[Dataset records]
———

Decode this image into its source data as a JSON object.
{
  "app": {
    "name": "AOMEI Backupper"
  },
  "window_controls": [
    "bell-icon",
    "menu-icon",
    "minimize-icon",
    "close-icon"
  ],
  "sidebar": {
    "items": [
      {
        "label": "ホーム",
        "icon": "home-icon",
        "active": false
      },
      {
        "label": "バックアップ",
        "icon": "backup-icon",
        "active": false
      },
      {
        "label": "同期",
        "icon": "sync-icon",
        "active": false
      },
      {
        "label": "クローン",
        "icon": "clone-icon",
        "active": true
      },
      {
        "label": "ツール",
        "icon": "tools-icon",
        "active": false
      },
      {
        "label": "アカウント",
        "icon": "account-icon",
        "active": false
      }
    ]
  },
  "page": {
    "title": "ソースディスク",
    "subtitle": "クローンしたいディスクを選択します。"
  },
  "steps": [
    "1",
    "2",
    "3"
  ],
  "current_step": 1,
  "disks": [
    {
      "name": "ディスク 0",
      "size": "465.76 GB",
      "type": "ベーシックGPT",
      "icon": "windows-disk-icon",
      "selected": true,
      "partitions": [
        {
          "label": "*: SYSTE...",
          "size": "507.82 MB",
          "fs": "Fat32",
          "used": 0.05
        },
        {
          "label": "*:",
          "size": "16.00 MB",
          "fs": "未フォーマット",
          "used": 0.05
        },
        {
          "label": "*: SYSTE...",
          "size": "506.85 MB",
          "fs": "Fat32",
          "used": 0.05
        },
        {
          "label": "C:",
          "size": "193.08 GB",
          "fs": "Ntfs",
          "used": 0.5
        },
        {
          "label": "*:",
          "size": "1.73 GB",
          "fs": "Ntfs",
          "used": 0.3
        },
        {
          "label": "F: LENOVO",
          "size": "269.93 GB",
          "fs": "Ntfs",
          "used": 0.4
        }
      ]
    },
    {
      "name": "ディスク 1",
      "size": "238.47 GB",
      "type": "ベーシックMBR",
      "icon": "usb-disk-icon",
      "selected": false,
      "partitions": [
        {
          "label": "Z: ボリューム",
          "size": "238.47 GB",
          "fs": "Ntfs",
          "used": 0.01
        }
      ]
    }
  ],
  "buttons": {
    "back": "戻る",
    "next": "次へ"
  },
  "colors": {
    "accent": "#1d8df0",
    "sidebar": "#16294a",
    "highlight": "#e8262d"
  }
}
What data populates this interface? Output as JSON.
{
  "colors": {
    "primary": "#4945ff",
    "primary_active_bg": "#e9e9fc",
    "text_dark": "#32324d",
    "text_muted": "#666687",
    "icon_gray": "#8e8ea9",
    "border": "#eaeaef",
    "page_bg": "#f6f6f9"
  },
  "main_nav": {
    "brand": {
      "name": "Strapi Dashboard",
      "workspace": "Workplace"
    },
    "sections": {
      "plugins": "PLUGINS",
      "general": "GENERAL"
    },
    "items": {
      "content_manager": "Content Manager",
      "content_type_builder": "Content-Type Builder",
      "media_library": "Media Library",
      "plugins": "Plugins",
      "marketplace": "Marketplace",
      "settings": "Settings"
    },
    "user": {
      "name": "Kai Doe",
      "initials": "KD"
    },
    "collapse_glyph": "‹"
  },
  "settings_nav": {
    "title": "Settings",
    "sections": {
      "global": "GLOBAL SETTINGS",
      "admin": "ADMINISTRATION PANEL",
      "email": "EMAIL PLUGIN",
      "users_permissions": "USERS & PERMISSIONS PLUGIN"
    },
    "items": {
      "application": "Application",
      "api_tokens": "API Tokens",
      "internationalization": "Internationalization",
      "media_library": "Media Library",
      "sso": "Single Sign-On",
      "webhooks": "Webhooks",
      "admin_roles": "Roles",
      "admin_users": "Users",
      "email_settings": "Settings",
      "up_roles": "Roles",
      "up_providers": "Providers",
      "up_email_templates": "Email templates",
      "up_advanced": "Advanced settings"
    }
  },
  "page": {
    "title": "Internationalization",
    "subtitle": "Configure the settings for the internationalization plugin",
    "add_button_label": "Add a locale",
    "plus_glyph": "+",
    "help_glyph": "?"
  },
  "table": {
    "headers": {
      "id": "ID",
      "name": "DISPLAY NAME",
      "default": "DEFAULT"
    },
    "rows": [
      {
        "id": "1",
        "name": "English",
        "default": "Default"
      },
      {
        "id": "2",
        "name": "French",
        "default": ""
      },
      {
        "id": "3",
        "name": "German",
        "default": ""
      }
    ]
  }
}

———

# [STATED GOAL]
Scan the listing above and identify each line holding the string "size"; copy every such line.

# [THE RESULT]
      "size": "465.76 GB",
          "size": "507.82 MB",
          "size": "16.00 MB",
          "size": "506.85 MB",
          "size": "193.08 GB",
          "size": "1.73 GB",
          "size": "269.93 GB",
      "size": "238.47 GB",
          "size": "238.47 GB",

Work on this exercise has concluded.